● **Given exercise**: Pick every line from the data that holds the word "marker".

• • • • • • •

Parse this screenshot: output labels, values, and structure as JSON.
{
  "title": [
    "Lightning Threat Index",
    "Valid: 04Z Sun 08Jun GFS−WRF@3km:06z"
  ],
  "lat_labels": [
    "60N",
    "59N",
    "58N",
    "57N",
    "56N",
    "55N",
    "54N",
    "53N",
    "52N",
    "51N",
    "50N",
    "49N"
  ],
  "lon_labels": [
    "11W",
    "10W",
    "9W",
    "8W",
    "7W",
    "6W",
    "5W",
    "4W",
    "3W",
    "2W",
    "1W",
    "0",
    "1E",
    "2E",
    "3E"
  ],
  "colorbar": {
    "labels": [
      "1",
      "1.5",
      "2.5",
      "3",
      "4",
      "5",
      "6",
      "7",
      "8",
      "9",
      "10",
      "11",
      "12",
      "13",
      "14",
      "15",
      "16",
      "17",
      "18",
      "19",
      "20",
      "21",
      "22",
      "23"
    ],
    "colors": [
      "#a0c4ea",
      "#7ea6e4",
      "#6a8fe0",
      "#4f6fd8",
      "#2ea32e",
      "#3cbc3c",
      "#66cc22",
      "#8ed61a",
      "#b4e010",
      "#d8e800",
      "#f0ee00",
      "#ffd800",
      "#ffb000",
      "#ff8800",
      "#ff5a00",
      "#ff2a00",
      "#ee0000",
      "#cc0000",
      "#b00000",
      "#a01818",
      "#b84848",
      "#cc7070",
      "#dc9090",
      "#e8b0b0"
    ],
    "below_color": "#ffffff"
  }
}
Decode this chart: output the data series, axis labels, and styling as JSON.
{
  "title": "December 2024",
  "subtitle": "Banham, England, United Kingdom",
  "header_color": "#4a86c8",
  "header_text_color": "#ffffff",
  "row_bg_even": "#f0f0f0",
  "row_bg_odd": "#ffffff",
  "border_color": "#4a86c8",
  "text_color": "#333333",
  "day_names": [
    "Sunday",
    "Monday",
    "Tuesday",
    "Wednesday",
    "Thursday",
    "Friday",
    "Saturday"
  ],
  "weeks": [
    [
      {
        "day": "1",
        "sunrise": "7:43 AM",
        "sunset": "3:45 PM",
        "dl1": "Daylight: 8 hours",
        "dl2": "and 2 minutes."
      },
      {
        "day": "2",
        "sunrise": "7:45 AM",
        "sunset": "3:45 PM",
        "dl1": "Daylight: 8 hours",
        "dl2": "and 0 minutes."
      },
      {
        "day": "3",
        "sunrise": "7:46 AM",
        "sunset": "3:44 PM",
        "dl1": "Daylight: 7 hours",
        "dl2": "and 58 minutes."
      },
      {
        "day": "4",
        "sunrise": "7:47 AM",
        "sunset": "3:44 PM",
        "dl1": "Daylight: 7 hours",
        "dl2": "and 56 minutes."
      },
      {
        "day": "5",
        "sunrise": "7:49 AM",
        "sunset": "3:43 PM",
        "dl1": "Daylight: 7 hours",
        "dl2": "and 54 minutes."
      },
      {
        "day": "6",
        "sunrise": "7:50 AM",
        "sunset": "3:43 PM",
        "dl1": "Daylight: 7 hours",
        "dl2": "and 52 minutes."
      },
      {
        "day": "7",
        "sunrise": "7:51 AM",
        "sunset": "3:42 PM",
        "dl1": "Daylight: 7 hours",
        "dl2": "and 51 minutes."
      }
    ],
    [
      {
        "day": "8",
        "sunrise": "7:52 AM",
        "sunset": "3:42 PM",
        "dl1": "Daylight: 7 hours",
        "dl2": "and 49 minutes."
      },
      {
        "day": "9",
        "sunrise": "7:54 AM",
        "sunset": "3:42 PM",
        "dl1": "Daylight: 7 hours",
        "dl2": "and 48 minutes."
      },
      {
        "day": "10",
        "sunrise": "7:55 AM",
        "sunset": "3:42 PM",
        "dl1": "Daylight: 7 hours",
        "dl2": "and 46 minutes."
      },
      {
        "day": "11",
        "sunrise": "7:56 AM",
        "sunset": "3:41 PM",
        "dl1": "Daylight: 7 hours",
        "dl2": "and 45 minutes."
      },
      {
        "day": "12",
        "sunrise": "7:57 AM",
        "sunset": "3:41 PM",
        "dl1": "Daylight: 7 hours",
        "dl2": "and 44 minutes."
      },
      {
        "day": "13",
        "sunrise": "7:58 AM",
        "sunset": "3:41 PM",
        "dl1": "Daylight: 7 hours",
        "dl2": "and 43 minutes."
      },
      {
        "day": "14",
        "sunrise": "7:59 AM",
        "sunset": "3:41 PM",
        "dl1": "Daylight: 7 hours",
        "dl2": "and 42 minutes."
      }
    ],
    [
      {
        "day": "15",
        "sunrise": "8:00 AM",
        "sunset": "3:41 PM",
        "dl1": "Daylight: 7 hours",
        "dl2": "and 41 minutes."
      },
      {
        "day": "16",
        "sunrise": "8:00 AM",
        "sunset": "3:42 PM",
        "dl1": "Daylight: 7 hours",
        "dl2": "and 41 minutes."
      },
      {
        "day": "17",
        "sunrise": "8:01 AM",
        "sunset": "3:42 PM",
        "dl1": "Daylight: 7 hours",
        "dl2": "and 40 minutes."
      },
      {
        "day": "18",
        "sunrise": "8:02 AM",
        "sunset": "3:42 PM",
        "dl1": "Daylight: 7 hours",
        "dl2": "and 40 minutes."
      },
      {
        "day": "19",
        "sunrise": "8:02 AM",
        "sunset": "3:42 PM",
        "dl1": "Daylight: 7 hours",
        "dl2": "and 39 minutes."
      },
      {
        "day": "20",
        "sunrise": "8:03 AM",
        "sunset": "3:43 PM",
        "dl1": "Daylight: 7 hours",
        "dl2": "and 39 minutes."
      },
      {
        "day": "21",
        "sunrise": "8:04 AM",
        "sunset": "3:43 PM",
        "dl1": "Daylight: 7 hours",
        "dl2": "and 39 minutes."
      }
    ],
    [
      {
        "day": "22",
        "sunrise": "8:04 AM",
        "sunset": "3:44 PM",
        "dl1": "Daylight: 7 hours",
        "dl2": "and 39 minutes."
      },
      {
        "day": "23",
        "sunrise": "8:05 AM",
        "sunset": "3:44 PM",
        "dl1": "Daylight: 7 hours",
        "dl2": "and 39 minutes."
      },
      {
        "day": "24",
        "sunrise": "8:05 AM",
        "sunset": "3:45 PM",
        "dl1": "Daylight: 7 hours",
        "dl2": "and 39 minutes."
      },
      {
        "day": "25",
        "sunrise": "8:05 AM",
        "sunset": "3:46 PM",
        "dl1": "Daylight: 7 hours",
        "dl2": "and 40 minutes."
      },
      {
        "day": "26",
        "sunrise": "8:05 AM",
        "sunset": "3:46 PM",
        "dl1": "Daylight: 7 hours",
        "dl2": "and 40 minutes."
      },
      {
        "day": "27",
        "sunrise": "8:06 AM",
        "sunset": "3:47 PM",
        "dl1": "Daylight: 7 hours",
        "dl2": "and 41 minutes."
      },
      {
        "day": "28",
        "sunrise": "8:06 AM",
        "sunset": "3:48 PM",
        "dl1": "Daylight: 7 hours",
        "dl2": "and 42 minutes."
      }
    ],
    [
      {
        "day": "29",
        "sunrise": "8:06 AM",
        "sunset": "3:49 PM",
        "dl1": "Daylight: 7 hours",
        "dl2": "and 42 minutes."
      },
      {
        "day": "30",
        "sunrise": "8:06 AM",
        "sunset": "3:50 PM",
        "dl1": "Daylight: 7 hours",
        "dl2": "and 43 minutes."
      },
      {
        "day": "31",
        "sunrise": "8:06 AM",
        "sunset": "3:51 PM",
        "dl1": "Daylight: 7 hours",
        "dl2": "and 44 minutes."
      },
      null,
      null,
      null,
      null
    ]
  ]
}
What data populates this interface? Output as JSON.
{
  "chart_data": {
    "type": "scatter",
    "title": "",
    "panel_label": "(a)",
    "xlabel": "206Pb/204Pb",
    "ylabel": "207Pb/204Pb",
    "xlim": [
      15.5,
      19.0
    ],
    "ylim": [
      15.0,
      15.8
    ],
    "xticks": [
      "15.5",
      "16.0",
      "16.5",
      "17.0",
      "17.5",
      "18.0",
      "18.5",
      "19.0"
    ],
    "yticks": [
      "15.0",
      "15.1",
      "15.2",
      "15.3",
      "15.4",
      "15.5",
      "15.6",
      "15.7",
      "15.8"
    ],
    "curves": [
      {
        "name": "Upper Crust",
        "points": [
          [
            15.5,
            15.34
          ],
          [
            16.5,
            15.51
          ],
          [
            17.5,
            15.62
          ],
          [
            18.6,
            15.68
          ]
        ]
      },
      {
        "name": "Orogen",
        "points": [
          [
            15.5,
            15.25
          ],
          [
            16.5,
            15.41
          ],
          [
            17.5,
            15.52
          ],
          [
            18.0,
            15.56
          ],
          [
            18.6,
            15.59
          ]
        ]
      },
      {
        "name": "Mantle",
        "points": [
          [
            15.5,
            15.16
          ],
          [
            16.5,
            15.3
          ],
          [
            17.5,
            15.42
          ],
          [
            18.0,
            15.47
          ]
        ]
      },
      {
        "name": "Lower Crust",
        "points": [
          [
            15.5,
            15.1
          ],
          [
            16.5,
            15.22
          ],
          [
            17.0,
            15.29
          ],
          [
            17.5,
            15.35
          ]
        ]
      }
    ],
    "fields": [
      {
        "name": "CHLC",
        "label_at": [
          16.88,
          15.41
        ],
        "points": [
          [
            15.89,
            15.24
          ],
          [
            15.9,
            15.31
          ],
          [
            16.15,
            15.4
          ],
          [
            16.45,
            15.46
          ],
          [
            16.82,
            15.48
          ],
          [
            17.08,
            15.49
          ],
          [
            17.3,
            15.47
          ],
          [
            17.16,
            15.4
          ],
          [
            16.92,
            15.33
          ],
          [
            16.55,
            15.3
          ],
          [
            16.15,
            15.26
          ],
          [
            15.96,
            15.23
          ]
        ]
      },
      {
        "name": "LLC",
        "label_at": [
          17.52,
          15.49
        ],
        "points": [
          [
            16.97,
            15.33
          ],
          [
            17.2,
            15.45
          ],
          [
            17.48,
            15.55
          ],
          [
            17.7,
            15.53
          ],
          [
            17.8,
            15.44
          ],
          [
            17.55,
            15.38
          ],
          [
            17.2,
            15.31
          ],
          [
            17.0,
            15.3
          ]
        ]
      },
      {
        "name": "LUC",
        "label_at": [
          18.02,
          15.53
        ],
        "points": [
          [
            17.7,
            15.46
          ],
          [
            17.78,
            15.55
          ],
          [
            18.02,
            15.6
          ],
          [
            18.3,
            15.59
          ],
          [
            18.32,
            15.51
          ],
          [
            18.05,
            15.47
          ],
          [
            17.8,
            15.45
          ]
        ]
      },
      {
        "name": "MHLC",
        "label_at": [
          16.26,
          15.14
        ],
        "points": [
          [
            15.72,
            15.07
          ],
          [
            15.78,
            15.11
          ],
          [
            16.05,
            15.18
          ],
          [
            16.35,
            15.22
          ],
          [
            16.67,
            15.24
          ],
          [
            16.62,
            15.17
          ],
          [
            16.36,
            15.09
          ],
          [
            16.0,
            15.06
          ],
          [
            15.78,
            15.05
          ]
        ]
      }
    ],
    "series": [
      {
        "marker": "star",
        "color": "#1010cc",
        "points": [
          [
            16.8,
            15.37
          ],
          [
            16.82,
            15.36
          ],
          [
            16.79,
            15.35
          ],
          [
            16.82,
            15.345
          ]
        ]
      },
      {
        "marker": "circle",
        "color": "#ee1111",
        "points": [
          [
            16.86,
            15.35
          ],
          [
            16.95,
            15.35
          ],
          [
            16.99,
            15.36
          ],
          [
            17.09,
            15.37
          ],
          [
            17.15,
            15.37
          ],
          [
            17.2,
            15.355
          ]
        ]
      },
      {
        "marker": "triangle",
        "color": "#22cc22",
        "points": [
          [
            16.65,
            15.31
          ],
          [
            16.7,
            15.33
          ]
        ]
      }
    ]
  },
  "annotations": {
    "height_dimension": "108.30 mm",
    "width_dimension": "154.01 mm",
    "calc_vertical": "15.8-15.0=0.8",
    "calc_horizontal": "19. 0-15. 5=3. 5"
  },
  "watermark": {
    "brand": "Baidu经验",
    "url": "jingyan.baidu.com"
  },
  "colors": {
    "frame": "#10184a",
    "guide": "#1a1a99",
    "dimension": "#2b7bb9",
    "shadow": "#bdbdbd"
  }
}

• • • • • • •

● **Answer below**:
        "marker": "star",
        "marker": "circle",
        "marker": "triangle",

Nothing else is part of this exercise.